<<<<

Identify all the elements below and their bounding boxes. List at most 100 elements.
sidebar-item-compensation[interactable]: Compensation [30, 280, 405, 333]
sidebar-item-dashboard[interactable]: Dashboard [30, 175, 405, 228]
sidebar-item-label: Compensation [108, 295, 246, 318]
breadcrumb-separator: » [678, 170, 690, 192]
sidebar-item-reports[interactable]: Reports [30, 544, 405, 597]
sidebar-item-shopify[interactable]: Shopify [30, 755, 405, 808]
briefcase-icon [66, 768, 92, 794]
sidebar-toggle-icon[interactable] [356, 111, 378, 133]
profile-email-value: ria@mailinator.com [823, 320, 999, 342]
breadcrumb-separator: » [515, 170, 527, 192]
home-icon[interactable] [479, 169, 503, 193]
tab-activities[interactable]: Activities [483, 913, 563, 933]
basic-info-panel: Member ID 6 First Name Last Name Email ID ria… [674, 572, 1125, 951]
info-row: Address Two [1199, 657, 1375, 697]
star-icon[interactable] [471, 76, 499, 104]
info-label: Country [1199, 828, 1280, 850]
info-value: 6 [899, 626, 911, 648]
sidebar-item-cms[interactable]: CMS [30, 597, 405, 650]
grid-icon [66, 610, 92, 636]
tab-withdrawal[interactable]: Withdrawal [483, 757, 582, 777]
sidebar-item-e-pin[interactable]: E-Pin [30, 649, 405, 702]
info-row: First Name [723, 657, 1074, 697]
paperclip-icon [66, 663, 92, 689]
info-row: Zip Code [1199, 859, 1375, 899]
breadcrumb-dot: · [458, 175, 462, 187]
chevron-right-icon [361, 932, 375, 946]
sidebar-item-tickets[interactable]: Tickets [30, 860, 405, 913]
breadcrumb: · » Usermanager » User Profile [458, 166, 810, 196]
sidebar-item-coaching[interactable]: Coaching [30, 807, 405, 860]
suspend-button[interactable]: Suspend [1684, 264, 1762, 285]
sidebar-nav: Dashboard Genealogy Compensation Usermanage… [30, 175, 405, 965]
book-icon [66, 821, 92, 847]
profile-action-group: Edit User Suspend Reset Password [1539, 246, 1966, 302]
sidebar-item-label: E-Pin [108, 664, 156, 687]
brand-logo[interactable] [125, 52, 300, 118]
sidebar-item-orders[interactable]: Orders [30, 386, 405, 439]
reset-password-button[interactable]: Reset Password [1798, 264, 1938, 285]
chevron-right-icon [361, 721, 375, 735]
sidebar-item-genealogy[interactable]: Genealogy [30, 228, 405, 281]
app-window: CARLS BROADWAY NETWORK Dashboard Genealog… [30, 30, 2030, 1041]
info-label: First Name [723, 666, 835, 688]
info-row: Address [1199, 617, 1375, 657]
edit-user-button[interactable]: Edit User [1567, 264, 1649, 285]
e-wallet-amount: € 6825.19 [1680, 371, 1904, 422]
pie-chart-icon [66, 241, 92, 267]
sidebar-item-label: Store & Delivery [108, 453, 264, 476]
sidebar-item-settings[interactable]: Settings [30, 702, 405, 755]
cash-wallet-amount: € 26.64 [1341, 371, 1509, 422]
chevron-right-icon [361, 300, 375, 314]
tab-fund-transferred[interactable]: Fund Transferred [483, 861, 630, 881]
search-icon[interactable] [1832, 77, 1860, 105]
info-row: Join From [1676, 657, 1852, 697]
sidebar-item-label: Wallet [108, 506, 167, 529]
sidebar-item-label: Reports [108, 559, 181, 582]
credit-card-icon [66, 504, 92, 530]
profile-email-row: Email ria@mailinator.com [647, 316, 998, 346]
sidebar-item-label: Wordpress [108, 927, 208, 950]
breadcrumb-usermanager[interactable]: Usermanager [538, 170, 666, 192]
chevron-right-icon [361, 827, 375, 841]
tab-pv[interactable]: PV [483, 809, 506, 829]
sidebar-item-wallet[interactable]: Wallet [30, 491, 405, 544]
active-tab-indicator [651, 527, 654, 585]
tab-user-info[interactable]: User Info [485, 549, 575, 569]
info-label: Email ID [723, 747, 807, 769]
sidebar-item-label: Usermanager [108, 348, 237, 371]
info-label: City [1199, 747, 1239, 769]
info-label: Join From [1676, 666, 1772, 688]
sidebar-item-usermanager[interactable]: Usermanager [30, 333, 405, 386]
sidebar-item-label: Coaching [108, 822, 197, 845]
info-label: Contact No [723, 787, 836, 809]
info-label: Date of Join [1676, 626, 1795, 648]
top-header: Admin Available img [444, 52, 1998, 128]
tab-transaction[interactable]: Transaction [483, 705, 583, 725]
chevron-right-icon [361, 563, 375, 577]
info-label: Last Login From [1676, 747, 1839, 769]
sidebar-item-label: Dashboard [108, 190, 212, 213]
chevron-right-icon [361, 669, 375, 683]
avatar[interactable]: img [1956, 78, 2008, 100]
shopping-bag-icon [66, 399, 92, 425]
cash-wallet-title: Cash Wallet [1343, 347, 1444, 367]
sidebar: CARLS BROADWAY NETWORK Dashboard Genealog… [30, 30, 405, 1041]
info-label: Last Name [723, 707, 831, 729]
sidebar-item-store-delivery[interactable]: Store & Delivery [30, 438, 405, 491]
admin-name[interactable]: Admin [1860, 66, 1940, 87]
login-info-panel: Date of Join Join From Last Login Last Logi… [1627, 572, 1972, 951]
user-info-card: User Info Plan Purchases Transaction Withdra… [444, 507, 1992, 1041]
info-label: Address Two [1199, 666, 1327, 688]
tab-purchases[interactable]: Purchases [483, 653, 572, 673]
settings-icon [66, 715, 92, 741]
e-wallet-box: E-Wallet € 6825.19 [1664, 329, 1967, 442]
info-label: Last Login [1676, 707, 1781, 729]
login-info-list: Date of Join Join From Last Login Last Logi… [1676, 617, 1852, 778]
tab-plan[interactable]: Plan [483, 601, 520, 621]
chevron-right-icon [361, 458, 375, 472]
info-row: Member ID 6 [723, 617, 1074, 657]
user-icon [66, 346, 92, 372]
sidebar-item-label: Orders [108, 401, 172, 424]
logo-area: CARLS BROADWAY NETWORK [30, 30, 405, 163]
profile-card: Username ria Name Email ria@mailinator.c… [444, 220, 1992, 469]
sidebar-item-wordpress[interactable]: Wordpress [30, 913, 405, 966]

>>>>

## INSTRUCTIONS TO FOLLOW
Return the rows above line for line, with no changes.

## THE OUTPUT
Identify all the elements below and their bounding boxes. List at most 100 elements.
sidebar-item-compensation[interactable]: Compensation [30, 280, 405, 333]
sidebar-item-dashboard[interactable]: Dashboard [30, 175, 405, 228]
sidebar-item-label: Compensation [108, 295, 246, 318]
breadcrumb-separator: » [678, 170, 690, 192]
sidebar-item-reports[interactable]: Reports [30, 544, 405, 597]
sidebar-item-shopify[interactable]: Shopify [30, 755, 405, 808]
briefcase-icon [66, 768, 92, 794]
sidebar-toggle-icon[interactable] [356, 111, 378, 133]
profile-email-value: ria@mailinator.com [823, 320, 999, 342]
breadcrumb-separator: » [515, 170, 527, 192]
home-icon[interactable] [479, 169, 503, 193]
tab-activities[interactable]: Activities [483, 913, 563, 933]
basic-info-panel: Member ID 6 First Name Last Name Email ID ria… [674, 572, 1125, 951]
info-row: Address Two [1199, 657, 1375, 697]
star-icon[interactable] [471, 76, 499, 104]
info-label: Country [1199, 828, 1280, 850]
info-value: 6 [899, 626, 911, 648]
sidebar-item-cms[interactable]: CMS [30, 597, 405, 650]
grid-icon [66, 610, 92, 636]
tab-withdrawal[interactable]: Withdrawal [483, 757, 582, 777]
sidebar-item-e-pin[interactable]: E-Pin [30, 649, 405, 702]
info-row: First Name [723, 657, 1074, 697]
paperclip-icon [66, 663, 92, 689]
info-row: Zip Code [1199, 859, 1375, 899]
breadcrumb-dot: · [458, 175, 462, 187]
chevron-right-icon [361, 932, 375, 946]
sidebar-item-tickets[interactable]: Tickets [30, 860, 405, 913]
breadcrumb: · » Usermanager » User Profile [458, 166, 810, 196]
sidebar-item-coaching[interactable]: Coaching [30, 807, 405, 860]
suspend-button[interactable]: Suspend [1684, 264, 1762, 285]
sidebar-nav: Dashboard Genealogy Compensation Usermanage… [30, 175, 405, 965]
book-icon [66, 821, 92, 847]
profile-action-group: Edit User Suspend Reset Password [1539, 246, 1966, 302]
sidebar-item-label: E-Pin [108, 664, 156, 687]
brand-logo[interactable] [125, 52, 300, 118]
sidebar-item-orders[interactable]: Orders [30, 386, 405, 439]
reset-password-button[interactable]: Reset Password [1798, 264, 1938, 285]
chevron-right-icon [361, 721, 375, 735]
sidebar-item-genealogy[interactable]: Genealogy [30, 228, 405, 281]
app-window: CARLS BROADWAY NETWORK Dashboard Genealog… [30, 30, 2030, 1041]
info-label: First Name [723, 666, 835, 688]
info-row: Address [1199, 617, 1375, 657]
edit-user-button[interactable]: Edit User [1567, 264, 1649, 285]
e-wallet-amount: € 6825.19 [1680, 371, 1904, 422]
pie-chart-icon [66, 241, 92, 267]
sidebar-item-label: Store & Delivery [108, 453, 264, 476]
sidebar-item-settings[interactable]: Settings [30, 702, 405, 755]
cash-wallet-amount: € 26.64 [1341, 371, 1509, 422]
chevron-right-icon [361, 300, 375, 314]
tab-fund-transferred[interactable]: Fund Transferred [483, 861, 630, 881]
search-icon[interactable] [1832, 77, 1860, 105]
info-row: Join From [1676, 657, 1852, 697]
sidebar-item-label: Wallet [108, 506, 167, 529]
sidebar-item-label: Reports [108, 559, 181, 582]
credit-card-icon [66, 504, 92, 530]
profile-email-row: Email ria@mailinator.com [647, 316, 998, 346]
sidebar-item-label: Wordpress [108, 927, 208, 950]
breadcrumb-usermanager[interactable]: Usermanager [538, 170, 666, 192]
chevron-right-icon [361, 827, 375, 841]
tab-pv[interactable]: PV [483, 809, 506, 829]
sidebar-item-wallet[interactable]: Wallet [30, 491, 405, 544]
active-tab-indicator [651, 527, 654, 585]
tab-user-info[interactable]: User Info [485, 549, 575, 569]
info-label: Email ID [723, 747, 807, 769]
sidebar-item-label: Usermanager [108, 348, 237, 371]
info-label: City [1199, 747, 1239, 769]
info-label: Join From [1676, 666, 1772, 688]
sidebar-item-usermanager[interactable]: Usermanager [30, 333, 405, 386]
sidebar-item-label: Coaching [108, 822, 197, 845]
info-label: Contact No [723, 787, 836, 809]
info-label: Date of Join [1676, 626, 1795, 648]
top-header: Admin Available img [444, 52, 1998, 128]
tab-transaction[interactable]: Transaction [483, 705, 583, 725]
chevron-right-icon [361, 563, 375, 577]
info-label: Last Login From [1676, 747, 1839, 769]
sidebar-item-label: Dashboard [108, 190, 212, 213]
chevron-right-icon [361, 669, 375, 683]
avatar[interactable]: img [1956, 78, 2008, 100]
shopping-bag-icon [66, 399, 92, 425]
cash-wallet-title: Cash Wallet [1343, 347, 1444, 367]
sidebar: CARLS BROADWAY NETWORK Dashboard Genealog… [30, 30, 405, 1041]
info-label: Last Name [723, 707, 831, 729]
sidebar-item-store-delivery[interactable]: Store & Delivery [30, 438, 405, 491]
admin-name[interactable]: Admin [1860, 66, 1940, 87]
login-info-panel: Date of Join Join From Last Login Last Logi… [1627, 572, 1972, 951]
user-info-card: User Info Plan Purchases Transaction Withdra… [444, 507, 1992, 1041]
info-label: Address Two [1199, 666, 1327, 688]
tab-purchases[interactable]: Purchases [483, 653, 572, 673]
settings-icon [66, 715, 92, 741]
e-wallet-box: E-Wallet € 6825.19 [1664, 329, 1967, 442]
info-label: Last Login [1676, 707, 1781, 729]
login-info-list: Date of Join Join From Last Login Last Logi… [1676, 617, 1852, 778]
tab-plan[interactable]: Plan [483, 601, 520, 621]
chevron-right-icon [361, 458, 375, 472]
info-row: Member ID 6 [723, 617, 1074, 657]
user-icon [66, 346, 92, 372]
sidebar-item-label: Orders [108, 401, 172, 424]
logo-area: CARLS BROADWAY NETWORK [30, 30, 405, 163]
profile-card: Username ria Name Email ria@mailinator.c… [444, 220, 1992, 469]
sidebar-item-wordpress[interactable]: Wordpress [30, 913, 405, 966]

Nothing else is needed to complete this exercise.